═════ PROVIDED ENTRIES

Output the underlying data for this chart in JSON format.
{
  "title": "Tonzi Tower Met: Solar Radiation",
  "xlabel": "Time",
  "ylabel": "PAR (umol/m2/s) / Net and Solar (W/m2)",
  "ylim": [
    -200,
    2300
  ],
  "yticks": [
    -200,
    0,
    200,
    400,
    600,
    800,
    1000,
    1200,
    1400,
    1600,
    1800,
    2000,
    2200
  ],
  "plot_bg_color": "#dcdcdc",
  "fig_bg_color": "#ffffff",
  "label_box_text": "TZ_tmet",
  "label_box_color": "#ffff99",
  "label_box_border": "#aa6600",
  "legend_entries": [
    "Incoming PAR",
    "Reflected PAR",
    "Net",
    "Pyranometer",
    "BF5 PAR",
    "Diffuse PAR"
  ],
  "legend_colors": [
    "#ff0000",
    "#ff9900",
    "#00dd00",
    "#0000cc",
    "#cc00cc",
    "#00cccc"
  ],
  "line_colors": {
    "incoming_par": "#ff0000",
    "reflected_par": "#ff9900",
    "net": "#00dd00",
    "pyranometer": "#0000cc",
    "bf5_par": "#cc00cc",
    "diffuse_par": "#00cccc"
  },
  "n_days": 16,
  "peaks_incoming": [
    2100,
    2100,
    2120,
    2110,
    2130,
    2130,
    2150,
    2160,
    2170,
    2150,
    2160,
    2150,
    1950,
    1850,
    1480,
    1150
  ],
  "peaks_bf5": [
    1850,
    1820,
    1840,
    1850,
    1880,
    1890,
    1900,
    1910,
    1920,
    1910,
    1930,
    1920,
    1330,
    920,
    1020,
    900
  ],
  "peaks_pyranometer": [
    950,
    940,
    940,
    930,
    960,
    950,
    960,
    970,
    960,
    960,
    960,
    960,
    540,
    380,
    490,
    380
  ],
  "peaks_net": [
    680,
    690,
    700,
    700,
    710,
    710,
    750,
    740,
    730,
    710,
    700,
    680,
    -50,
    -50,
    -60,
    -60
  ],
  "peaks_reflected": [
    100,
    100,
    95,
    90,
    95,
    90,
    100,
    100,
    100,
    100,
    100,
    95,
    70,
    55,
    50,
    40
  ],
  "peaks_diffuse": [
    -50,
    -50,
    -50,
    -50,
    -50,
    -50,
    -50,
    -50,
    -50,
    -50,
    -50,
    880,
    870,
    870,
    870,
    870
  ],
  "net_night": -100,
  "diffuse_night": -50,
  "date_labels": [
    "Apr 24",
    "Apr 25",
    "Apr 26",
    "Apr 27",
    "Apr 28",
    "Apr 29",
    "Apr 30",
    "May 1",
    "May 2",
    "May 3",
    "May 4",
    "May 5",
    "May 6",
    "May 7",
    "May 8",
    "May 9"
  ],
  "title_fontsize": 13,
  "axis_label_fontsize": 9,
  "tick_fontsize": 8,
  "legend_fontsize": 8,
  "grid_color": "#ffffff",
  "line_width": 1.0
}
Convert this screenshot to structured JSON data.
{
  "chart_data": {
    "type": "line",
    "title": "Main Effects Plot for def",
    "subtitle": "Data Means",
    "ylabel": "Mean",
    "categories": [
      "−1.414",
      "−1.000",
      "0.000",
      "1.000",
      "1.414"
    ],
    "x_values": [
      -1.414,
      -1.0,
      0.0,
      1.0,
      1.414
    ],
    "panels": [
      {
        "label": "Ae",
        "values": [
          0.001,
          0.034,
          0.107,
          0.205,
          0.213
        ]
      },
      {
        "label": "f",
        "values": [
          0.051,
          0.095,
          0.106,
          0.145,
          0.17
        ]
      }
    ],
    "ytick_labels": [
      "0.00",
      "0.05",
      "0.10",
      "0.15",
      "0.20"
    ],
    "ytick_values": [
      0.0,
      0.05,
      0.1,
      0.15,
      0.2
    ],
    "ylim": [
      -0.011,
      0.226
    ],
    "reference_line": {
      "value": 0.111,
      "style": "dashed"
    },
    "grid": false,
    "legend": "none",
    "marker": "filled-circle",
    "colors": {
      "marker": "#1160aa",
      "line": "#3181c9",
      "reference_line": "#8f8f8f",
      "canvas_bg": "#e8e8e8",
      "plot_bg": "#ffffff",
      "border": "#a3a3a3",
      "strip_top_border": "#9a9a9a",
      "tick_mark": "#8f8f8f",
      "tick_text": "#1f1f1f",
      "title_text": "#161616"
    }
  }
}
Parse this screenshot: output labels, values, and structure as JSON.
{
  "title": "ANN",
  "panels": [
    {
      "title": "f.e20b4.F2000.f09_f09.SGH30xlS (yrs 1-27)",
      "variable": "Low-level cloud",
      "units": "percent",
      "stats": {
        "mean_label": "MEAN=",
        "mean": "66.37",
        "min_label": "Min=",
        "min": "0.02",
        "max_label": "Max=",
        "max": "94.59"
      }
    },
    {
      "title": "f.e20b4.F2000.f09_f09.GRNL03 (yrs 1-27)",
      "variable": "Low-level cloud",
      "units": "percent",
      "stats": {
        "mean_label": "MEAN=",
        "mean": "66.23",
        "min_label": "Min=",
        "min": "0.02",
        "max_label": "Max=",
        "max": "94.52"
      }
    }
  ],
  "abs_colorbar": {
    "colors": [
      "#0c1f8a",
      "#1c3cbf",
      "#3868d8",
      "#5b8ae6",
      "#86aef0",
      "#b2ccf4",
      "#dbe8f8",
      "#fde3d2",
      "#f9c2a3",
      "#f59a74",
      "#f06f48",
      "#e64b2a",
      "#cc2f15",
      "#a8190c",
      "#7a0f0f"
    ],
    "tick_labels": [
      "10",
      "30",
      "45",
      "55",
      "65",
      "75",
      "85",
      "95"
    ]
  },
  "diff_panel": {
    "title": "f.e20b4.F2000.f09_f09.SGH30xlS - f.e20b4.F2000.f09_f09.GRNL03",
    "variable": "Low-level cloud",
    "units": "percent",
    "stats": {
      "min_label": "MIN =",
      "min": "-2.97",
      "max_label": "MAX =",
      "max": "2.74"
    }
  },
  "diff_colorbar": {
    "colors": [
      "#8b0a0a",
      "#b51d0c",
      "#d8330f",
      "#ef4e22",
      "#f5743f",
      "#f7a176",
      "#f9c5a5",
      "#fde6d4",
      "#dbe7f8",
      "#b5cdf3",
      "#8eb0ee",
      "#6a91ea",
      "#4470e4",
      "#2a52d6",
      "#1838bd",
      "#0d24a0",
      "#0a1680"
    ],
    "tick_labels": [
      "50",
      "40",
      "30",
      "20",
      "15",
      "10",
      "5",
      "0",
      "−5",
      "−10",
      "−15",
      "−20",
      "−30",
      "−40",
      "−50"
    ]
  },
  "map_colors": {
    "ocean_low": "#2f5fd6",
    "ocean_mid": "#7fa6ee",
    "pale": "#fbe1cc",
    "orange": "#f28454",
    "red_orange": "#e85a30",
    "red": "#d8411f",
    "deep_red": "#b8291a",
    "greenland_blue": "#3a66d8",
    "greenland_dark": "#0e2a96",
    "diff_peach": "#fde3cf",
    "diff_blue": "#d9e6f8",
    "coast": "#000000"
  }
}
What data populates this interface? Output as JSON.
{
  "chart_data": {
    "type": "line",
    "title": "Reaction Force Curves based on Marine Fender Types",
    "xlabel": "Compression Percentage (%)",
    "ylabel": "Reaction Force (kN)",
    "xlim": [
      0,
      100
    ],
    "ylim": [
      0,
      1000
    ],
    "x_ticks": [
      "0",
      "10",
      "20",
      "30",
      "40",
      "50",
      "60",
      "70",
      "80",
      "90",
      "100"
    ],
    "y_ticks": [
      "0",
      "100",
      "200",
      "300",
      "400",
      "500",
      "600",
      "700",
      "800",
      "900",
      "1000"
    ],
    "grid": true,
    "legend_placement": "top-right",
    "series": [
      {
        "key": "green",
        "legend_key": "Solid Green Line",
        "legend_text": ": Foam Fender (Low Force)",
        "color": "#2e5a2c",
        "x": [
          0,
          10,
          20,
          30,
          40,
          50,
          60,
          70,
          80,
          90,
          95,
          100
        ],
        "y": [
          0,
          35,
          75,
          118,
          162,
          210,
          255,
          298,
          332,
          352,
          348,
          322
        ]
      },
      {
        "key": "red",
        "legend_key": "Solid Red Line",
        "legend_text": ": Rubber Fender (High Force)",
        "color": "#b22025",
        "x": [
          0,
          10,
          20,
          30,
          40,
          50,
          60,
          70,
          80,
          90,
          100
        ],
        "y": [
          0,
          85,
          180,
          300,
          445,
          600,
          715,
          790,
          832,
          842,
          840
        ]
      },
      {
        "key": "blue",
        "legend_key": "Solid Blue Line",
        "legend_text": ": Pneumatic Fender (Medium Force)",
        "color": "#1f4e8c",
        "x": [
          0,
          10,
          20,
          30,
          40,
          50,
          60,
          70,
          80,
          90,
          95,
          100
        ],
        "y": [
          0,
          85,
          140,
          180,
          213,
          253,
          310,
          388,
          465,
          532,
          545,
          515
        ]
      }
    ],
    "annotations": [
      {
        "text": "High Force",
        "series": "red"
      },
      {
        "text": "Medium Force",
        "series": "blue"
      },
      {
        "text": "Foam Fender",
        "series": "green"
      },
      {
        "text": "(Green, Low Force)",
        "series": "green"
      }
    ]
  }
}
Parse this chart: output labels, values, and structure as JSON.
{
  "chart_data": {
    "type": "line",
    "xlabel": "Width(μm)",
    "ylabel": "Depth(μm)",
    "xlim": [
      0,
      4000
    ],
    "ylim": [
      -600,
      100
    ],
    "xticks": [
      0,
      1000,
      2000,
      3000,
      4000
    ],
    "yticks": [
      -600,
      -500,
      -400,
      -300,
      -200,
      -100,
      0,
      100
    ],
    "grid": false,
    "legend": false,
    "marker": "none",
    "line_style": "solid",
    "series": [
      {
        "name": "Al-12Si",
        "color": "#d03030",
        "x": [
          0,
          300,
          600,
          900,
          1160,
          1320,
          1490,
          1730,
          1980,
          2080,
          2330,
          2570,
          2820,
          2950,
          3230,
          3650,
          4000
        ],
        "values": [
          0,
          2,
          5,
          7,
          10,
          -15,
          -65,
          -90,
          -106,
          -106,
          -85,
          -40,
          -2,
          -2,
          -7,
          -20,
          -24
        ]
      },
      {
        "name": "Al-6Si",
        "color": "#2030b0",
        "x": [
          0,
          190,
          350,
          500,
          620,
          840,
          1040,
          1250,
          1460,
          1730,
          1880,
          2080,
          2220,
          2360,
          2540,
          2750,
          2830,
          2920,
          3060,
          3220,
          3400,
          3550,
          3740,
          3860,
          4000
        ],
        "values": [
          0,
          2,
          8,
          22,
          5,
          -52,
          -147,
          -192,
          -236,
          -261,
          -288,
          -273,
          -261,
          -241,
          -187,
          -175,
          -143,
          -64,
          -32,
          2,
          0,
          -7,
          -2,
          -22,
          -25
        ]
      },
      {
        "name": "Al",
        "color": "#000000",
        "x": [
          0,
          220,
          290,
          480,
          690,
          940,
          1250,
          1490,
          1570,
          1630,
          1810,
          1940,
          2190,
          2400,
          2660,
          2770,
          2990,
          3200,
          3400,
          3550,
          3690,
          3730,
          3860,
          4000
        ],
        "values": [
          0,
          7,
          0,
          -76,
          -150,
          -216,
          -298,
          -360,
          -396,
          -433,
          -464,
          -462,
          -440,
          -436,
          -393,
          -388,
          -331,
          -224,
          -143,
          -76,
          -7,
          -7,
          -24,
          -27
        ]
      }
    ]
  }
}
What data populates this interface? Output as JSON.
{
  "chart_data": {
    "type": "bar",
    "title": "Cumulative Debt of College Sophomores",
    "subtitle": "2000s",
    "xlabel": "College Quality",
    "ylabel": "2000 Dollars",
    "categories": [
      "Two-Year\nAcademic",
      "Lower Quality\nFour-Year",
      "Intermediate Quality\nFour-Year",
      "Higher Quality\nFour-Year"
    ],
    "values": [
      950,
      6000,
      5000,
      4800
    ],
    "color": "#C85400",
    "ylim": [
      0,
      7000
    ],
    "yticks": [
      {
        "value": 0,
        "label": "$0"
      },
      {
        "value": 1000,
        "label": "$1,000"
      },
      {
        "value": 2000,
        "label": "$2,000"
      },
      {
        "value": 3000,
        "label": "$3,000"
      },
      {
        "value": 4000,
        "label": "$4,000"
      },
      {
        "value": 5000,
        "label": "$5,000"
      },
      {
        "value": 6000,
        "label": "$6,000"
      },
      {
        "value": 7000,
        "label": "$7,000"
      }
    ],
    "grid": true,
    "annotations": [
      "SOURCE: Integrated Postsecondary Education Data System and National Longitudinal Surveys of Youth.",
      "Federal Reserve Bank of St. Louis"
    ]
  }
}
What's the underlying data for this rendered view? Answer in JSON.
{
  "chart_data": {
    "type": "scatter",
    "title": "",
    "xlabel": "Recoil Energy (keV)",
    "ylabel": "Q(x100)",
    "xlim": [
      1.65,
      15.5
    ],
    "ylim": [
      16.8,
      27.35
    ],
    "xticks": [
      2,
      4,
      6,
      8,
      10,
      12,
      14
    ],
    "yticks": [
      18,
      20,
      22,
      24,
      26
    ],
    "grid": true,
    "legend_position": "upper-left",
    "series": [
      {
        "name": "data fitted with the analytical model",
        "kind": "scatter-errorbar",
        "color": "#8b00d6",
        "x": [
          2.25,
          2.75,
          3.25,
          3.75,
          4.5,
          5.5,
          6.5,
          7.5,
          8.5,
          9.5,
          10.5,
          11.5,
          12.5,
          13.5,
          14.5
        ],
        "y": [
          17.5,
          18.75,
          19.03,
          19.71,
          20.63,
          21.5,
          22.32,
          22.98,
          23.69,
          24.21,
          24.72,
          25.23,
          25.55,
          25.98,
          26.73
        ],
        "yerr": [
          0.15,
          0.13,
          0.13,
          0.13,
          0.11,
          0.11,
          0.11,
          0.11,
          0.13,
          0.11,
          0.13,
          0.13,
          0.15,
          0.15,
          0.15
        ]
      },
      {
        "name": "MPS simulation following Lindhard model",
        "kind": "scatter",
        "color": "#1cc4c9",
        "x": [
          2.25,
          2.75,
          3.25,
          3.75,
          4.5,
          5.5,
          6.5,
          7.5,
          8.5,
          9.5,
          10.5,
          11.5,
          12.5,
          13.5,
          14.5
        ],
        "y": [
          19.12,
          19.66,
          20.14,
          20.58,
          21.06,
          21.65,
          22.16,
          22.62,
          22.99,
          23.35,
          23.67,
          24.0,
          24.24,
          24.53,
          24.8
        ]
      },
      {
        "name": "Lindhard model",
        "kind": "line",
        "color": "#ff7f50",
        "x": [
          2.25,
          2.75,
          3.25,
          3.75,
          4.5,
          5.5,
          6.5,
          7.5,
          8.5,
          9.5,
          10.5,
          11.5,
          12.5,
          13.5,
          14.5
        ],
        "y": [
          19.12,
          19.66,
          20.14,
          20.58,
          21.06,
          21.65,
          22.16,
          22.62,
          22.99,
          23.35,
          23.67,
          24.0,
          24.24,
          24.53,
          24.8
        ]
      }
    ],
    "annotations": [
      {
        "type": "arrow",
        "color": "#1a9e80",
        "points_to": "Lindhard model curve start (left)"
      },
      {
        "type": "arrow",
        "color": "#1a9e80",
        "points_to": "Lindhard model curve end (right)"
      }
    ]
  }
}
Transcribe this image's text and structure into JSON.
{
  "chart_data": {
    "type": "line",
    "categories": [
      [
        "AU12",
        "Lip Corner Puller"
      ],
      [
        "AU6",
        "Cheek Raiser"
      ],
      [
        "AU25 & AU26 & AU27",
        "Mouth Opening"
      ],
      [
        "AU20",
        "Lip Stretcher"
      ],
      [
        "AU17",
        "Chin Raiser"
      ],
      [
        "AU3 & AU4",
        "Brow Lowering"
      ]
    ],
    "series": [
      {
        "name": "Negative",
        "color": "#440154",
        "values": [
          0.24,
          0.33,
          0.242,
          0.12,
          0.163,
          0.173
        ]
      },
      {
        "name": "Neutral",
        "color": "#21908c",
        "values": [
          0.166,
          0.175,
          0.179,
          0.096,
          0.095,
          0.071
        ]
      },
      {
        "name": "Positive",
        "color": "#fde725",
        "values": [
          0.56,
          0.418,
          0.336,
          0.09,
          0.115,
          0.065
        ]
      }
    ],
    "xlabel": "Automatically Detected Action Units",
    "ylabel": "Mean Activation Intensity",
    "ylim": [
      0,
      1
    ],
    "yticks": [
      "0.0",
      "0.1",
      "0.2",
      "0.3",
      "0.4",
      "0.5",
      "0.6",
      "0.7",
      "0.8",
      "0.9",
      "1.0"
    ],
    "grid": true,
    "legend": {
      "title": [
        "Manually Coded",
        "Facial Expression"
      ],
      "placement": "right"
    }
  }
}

══════════

◆ **PROBLEM DETAILS**
Of the lines in the entries, how many include the word "left"? State only the number.

◆ **RESULT BELOW**
2